** Begin Text provided **

# Part 1 - Extracting and Saving Data from Yelp API

## Obective

- For this CodeAlong, we will be working with the Yelp API. 
- You will use the the Yelp API to search your home town for a cuisine type of your choice.
- Next class, we will then use Plotly Express to create a map with the Mapbox API to visualize the results.
    
    

## Tools You Will Use
- Part 1:
    - Yelp API:
        - Getting Started: 
            - https://www.yelp.com/developers/documentation/v3/get_started

    - `YelpAPI` python package
        -  "YelpAPI": https://github.com/gfairchild/yelpapi
- Part 2:

    - Plotly Express: https://plotly.com/python/getting-started/
        - With Mapbox API: https://www.mapbox.com/
        - `px.scatter_mapbox` [Documentation](https://plotly.com/python/scattermapbox/): 




### Applying Code From
- Efficient API Calls Lesson Link: https://login.codingdojo.com/m/376/12529/88078

In [68]:
# Standard Imports
import numpy as np
import pandas as pd
import matplotlib.pyplot as plt
import seaborn as sns

# Additional Imports
import os, json, math, time
from yelpapi import YelpAPI
from tqdm.notebook import tqdm_notebook

In [61]:
!pip install yelpapi



## 1. Registering for Required APIs


- Yelp: https://www.yelp.com/developers/documentation/v3/get_started


> Check the official API documentation to know what arguments we can search for: https://www.yelp.com/developers/documentation/v3/business_search

### Load Credentials and Create Yelp API Object

In [42]:
# create a relative filepath
relative_path = os.path.join('.secret', 'yelp_api.json')

In [43]:
# Load API Credentials
with open(relative_path) as file:
    login = json.load(file)

print(login.keys())

dict_keys(['client-id', 'api-key'])


In [44]:
# alternate method of loading API creadentials
# correcting the filename in the path
with open(r'C:\Users\bandi\OneDrive\Documents\GitHub\data-enrichment-wk14-activity-mapping-yelp-api-results\.secret\yelp_api.json') as file:
    login = json.load(file)
    
# print the keys of the loaded JSON
print(login.keys())

dict_keys(['client-id', 'api-key'])


In [45]:
# Instantiate YelpAPI Variable
yelp_api = YelpAPI(login['api-key'], timeout_s = 5.0)
yelp_api

<yelpapi.yelpapi.YelpAPI at 0x14083295710>

### Define Search Terms and File Paths

In [46]:
# set our API call parameters and filename before the first call
LOCATION = 'Greenville, SC'
TERM = 'Sushi'

In [47]:
# Quick Test Query
results = yelp_api.search_query(location='Baltimore, MD',
                                       term='Crab Cake')

** End Text provided **

_Work to do_
1 - In the Yelp API walkthrough, list each library imported under the comment "# Standard Imports", along with the alias it is given.
2 - Print the stretch of the Yelp API walkthrough from "# Part 1 - Extracting" through "visualize the results.".
The records that follow come from a separate source and are not part of the Yelp API walkthrough.

** Begin Record list **

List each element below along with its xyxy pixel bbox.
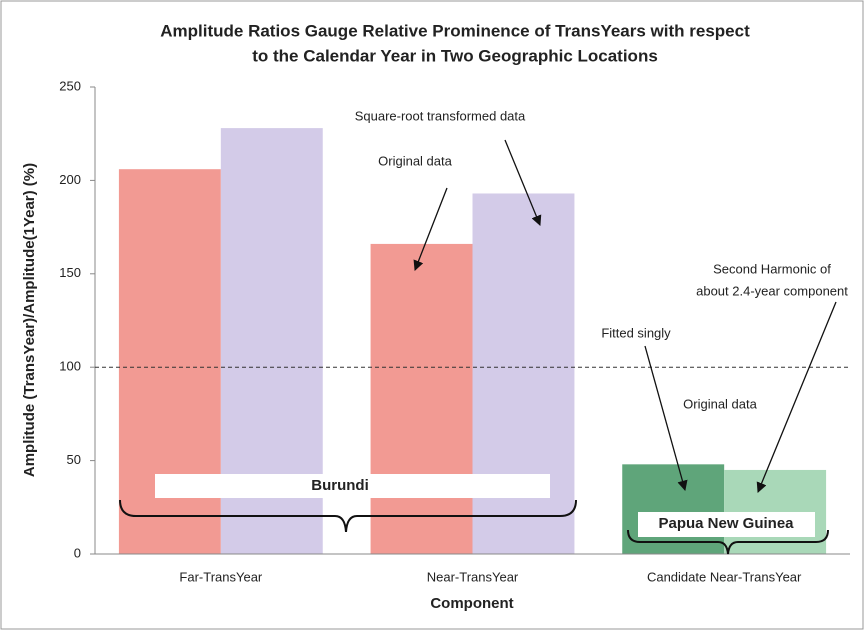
annotation: Square-root transformed data xyxy=(355,108,526,123)
y-tick-label: 250 xyxy=(59,78,81,93)
arrow xyxy=(644,345,688,492)
group-box xyxy=(638,512,815,537)
group-box xyxy=(155,474,550,498)
y-tick-label: 0 xyxy=(74,545,81,560)
arrow xyxy=(504,139,542,226)
annotation: Fitted singly xyxy=(601,325,671,340)
group-label: Papua New Guinea xyxy=(658,515,794,532)
y-tick-label: 200 xyxy=(59,172,81,187)
bar xyxy=(472,193,575,554)
y-tick-label: 150 xyxy=(59,265,81,280)
x-axis-title: Component xyxy=(430,595,513,612)
chart-title: Amplitude Ratios Gauge Relative Prominen… xyxy=(160,21,750,40)
x-tick-label: Near-TransYear xyxy=(427,569,519,584)
bar xyxy=(370,243,473,555)
y-tick-label: 100 xyxy=(59,359,81,374)
x-tick-label: Far-TransYear xyxy=(179,569,263,584)
y-axis-title: Amplitude (TransYear)/Amplitude(1Year) (… xyxy=(21,163,38,477)
arrow xyxy=(413,187,448,271)
y-tick-label: 50 xyxy=(67,452,81,467)
brace xyxy=(119,499,577,533)
bar xyxy=(622,464,725,554)
annotation: Second Harmonic of xyxy=(713,261,831,276)
annotation: Original data xyxy=(683,396,757,411)
group-label: Burundi xyxy=(311,477,369,494)
annotation: about 2.4-year component xyxy=(696,283,848,298)
chart-title: to the Calendar Year in Two Geographic L… xyxy=(252,46,658,65)
annotation: Original data xyxy=(378,153,452,168)
brace xyxy=(627,529,829,555)
x-tick-label: Candidate Near-TransYear xyxy=(647,569,802,584)
arrow xyxy=(756,301,837,493)
bar xyxy=(724,469,827,554)
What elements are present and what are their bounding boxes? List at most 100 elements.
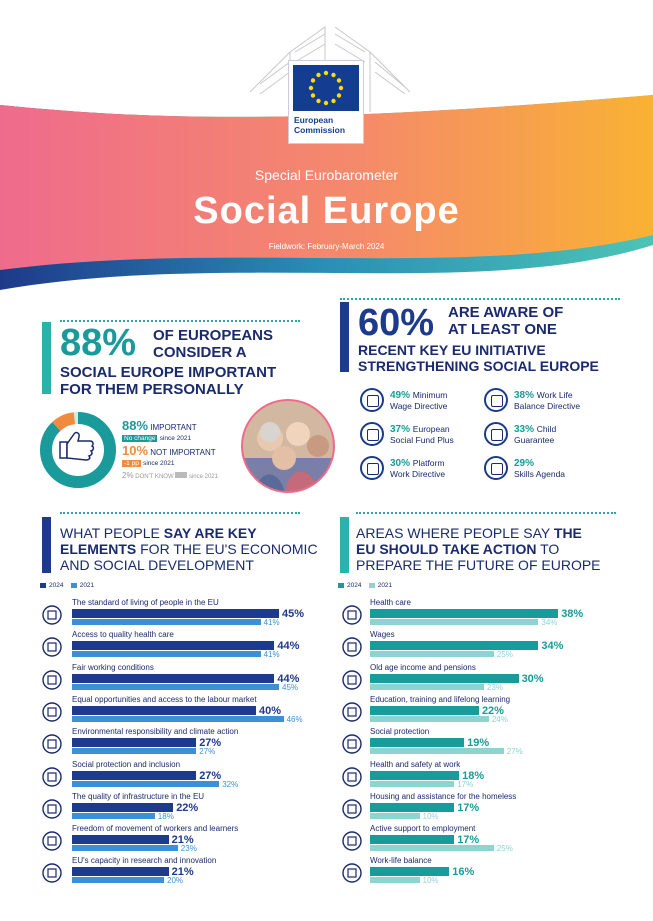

** End Record list **

_Responses for each task_
1 -
numpy as np
pandas as pd
matplotlib.pyplot as plt
seaborn as sns

2 -
# Part 1 - Extracting and Saving Data from Yelp API

## Obective

- For this CodeAlong, we will be working with the Yelp API. 
- You will use the the Yelp API to search your home town for a cuisine type of your choice.
- Next class, we will then use Plotly Express to create a map with the Mapbox API to visualize the results.